▶ _Texto de lectura_
****

“Nacionalismo” es una de esas palabras que tiende a aparecer impresa después de un modificador. El nacionalismo puede ser “étnico” o “económico”. Puede ser “blanco”, “negro” o “cristiano”. Puede ser “de derecha”, (menos a menudo) “de izquierda” o simplemente “ultra”.
A veces, aparece en su forma pura y sin cortes. Donald Trump se describe a sí mismo como un “nacionalista” - sin modificador - y lo presenta como un acto de valiente incorrección política. Podemos creer que sabemos qué quiere decir cuando lo dice, pero definir el nacionalismo por sí solo puede ser un poco complicado. La palabra significa cosas diferentes en diferentes contextos. Un dictador persiguiendo a minorías étnicas en su país y un movimiento independentista luchando contra el colonialismo y el imperialismo pueden ser descritos justamente como “nacionalistas”. Una “nación” se diferencia de un grupo étnico, cultura o agrupación geográfica cuando lucha por algún tipo de autodeterminación política. Esa lucha es el nacionalismo.
Dado que los estados-nación son la forma de organización política abrumadoramente dominante en nuestro planeta - básicamente cada centímetro de masa terrestre de la Tierra está en algún país o reclamado por más de uno - el nacionalismo en esta forma limitada es básicamente el estándar. Como lo expresó el filósofo checo-británico Ernest Gellner: “El hombre debe tener una nacionalidad así como debe tener una nariz y dos orejas”.
Cómo llegó a ser este el estándar es la historia contada en Nationalism: A World History (Nacionalismo: Una historia mundial) por Eric Storm, profesor de historia en la Universidad de Leiden en los Países Bajos.
Este es ya un terreno académico bien poblado, como reconoce Storm. La escuela de pensamiento dominante sobre el surgimiento del nacionalismo, al menos durante el último medio siglo, es la visión “modernista”, que sostiene que las naciones son construcciones más recientes de lo que la mayoría de la gente se da cuenta y que emergieron de la industrialización, del auge de los medios impresos, la educación masiva y los ejércitos nacionales.
Los modernistas, que incluyen a Gellner y también a Benedict Anderson, autor del clásico Comunidades Imaginadas, sostienen que antes de la era moderna, la mayoría de las personas no se identificaban realmente con una nación en el sentido que entendemos ahora. En el mundo premoderno, las fronteras nacionales, los idiomas y los ejércitos eran mucho más fluidos. (“¿Cuál es mi nación?” pregunta el soldado irlandés Macmorris, luchando para el ejército de Inglaterra, en un memorable discurso en Henry V de Shakespeare). Las identidades nacionales, sostienen los modernistas, se adaptan retroactivamente al pasado primordial por los estados modernos. Como dice Storm, “las naciones son el producto del nacionalismo y no al revés”.
La visión modernista tiene sus críticos, notablemente el historiador militar israelí Azar Gat, quien argumenta que la mayoría de las naciones modernas se basan de hecho en una identidad étnica central mucho más antigua que tenía una expresión política mucho antes de la era del estado-nación moderno. El segundo país más grande del mundo, China, es un contraargumento convincente a la visión modernista, habiendo desarrollado una importante unidad cultural y una burocracia nacional organizada para el tiempo de la Dinastía Song (960-1279).

****

▶ _Registros_
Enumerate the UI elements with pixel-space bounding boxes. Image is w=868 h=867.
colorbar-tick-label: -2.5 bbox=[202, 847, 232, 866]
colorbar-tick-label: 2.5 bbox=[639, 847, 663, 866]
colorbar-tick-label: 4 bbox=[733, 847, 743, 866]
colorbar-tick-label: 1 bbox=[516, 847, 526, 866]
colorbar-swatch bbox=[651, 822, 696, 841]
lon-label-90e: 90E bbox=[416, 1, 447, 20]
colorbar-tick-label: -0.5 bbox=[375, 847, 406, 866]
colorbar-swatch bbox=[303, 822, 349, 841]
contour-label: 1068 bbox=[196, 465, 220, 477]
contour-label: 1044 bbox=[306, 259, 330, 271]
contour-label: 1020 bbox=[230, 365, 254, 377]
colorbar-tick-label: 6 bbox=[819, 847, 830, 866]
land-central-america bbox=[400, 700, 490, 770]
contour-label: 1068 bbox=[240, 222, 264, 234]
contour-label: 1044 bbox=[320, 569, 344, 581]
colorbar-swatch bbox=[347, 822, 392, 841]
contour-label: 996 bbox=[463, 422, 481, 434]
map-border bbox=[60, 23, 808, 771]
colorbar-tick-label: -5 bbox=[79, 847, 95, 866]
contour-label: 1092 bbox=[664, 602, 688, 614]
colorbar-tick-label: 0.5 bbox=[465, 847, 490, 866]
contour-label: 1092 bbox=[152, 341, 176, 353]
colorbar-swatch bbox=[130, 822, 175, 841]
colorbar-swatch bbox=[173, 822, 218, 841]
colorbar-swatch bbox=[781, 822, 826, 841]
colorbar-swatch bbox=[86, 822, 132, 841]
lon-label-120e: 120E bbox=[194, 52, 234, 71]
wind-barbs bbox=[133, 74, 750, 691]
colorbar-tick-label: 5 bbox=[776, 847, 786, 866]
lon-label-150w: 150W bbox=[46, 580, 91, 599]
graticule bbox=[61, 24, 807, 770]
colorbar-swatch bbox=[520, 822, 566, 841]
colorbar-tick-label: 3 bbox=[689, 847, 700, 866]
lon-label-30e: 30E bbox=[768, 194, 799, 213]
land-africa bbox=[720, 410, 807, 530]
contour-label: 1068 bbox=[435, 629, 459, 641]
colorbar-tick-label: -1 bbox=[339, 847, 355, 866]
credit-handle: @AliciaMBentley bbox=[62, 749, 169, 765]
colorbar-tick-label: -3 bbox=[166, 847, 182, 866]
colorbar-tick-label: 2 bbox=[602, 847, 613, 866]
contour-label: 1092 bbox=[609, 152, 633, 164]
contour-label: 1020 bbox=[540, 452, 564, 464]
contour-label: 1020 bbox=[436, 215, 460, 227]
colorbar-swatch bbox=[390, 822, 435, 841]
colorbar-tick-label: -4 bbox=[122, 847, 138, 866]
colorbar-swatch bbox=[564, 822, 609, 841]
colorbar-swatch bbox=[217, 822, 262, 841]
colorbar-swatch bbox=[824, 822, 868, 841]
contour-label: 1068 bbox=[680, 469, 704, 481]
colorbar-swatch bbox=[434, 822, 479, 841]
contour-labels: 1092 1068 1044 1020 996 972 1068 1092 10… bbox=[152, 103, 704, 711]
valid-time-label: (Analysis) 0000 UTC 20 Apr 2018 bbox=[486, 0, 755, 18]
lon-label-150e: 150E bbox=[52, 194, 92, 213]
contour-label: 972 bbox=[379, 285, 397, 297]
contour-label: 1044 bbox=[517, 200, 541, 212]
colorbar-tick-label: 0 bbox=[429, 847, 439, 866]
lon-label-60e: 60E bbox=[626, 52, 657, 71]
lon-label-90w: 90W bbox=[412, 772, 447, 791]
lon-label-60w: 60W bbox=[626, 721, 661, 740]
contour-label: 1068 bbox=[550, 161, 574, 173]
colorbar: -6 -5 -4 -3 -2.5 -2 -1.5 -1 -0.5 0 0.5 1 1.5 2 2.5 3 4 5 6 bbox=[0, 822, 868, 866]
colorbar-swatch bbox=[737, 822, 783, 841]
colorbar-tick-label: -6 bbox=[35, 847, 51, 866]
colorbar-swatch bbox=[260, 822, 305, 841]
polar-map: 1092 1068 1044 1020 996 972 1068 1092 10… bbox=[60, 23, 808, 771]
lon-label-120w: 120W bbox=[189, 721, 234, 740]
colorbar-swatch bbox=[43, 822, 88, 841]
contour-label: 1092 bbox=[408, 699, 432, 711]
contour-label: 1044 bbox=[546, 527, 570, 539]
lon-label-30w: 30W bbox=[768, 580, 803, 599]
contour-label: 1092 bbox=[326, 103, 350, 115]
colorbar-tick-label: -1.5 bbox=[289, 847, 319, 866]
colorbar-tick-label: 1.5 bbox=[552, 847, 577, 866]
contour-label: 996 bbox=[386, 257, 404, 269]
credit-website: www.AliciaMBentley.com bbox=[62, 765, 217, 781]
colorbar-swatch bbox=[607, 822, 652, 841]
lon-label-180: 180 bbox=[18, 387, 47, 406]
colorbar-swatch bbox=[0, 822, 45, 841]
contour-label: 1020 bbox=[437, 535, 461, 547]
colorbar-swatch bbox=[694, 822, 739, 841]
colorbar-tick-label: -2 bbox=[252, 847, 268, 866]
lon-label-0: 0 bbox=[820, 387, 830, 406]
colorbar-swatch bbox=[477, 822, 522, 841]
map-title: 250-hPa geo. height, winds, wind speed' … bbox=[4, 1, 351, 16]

****

▶ _Detalles del ejercicio_
Reproduce literalmente el fragmento del texto sobre el nacionalismo que va entre "Cómo llegó a" y "los ejércitos nacionales.", ambos incluidos.

▶ _Respuesta completa_
Cómo llegó a ser este el estándar es la historia contada en Nationalism: A World History (Nacionalismo: Una historia mundial) por Eric Storm, profesor de historia en la Universidad de Leiden en los Países Bajos.
Este es ya un terreno académico bien poblado, como reconoce Storm. La escuela de pensamiento dominante sobre el surgimiento del nacionalismo, al menos durante el último medio siglo, es la visión “modernista”, que sostiene que las naciones son construcciones más recientes de lo que la mayoría de la gente se da cuenta y que emergieron de la industrialización, del auge de los medios impresos, la educación masiva y los ejércitos nacionales.